[Extracted records]
|---|

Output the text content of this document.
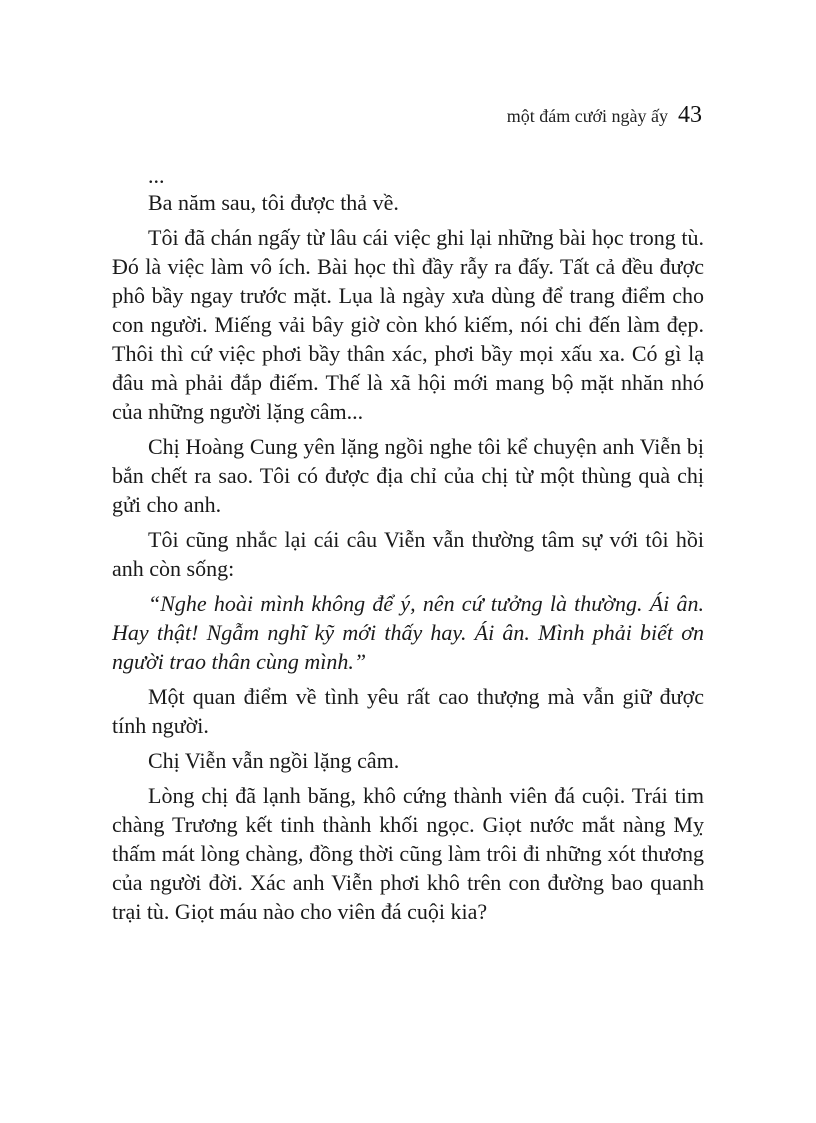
một đám cưới ngày ấy 43

...

Ba năm sau, tôi được thả về.

Tôi đã chán ngấy từ lâu cái việc ghi lại những bài học trong tù. Đó là việc làm vô ích. Bài học thì đầy rẫy ra đấy. Tất cả đều được phô bầy ngay trước mặt. Lụa là ngày xưa dùng để trang điểm cho con người. Miếng vải bây giờ còn khó kiếm, nói chi đến làm đẹp. Thôi thì cứ việc phơi bầy thân xác, phơi bầy mọi xấu xa. Có gì lạ đâu mà phải đắp điếm. Thế là xã hội mới mang bộ mặt nhăn nhó của những người lặng câm...

Chị Hoàng Cung yên lặng ngồi nghe tôi kể chuyện anh Viễn bị bắn chết ra sao. Tôi có được địa chỉ của chị từ một thùng quà chị gửi cho anh.

Tôi cũng nhắc lại cái câu Viễn vẫn thường tâm sự với tôi hồi anh còn sống:

“Nghe hoài mình không để ý, nên cứ tưởng là thường. Ái ân. Hay thật! Ngẫm nghĩ kỹ mới thấy hay. Ái ân. Mình phải biết ơn người trao thân cùng mình.”

Một quan điểm về tình yêu rất cao thượng mà vẫn giữ được tính người.

Chị Viễn vẫn ngồi lặng câm.

Lòng chị đã lạnh băng, khô cứng thành viên đá cuội. Trái tim chàng Trương kết tinh thành khối ngọc. Giọt nước mắt nàng Mỵ thấm mát lòng chàng, đồng thời cũng làm trôi đi những xót thương của người đời. Xác anh Viễn phơi khô trên con đường bao quanh trại tù. Giọt máu nào cho viên đá cuội kia?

|---|

» **What you are asked to do**
Give the material again exactly as it is, but keep the pictures out.

» **Task answer**
Output the text content of this document.
một đám cưới ngày ấy 43

...

Ba năm sau, tôi được thả về.

Tôi đã chán ngấy từ lâu cái việc ghi lại những bài học trong tù. Đó là việc làm vô ích. Bài học thì đầy rẫy ra đấy. Tất cả đều được phô bầy ngay trước mặt. Lụa là ngày xưa dùng để trang điểm cho con người. Miếng vải bây giờ còn khó kiếm, nói chi đến làm đẹp. Thôi thì cứ việc phơi bầy thân xác, phơi bầy mọi xấu xa. Có gì lạ đâu mà phải đắp điếm. Thế là xã hội mới mang bộ mặt nhăn nhó của những người lặng câm...

Chị Hoàng Cung yên lặng ngồi nghe tôi kể chuyện anh Viễn bị bắn chết ra sao. Tôi có được địa chỉ của chị từ một thùng quà chị gửi cho anh.

Tôi cũng nhắc lại cái câu Viễn vẫn thường tâm sự với tôi hồi anh còn sống:

“Nghe hoài mình không để ý, nên cứ tưởng là thường. Ái ân. Hay thật! Ngẫm nghĩ kỹ mới thấy hay. Ái ân. Mình phải biết ơn người trao thân cùng mình.”

Một quan điểm về tình yêu rất cao thượng mà vẫn giữ được tính người.

Chị Viễn vẫn ngồi lặng câm.

Lòng chị đã lạnh băng, khô cứng thành viên đá cuội. Trái tim chàng Trương kết tinh thành khối ngọc. Giọt nước mắt nàng Mỵ thấm mát lòng chàng, đồng thời cũng làm trôi đi những xót thương của người đời. Xác anh Viễn phơi khô trên con đường bao quanh trại tù. Giọt máu nào cho viên đá cuội kia?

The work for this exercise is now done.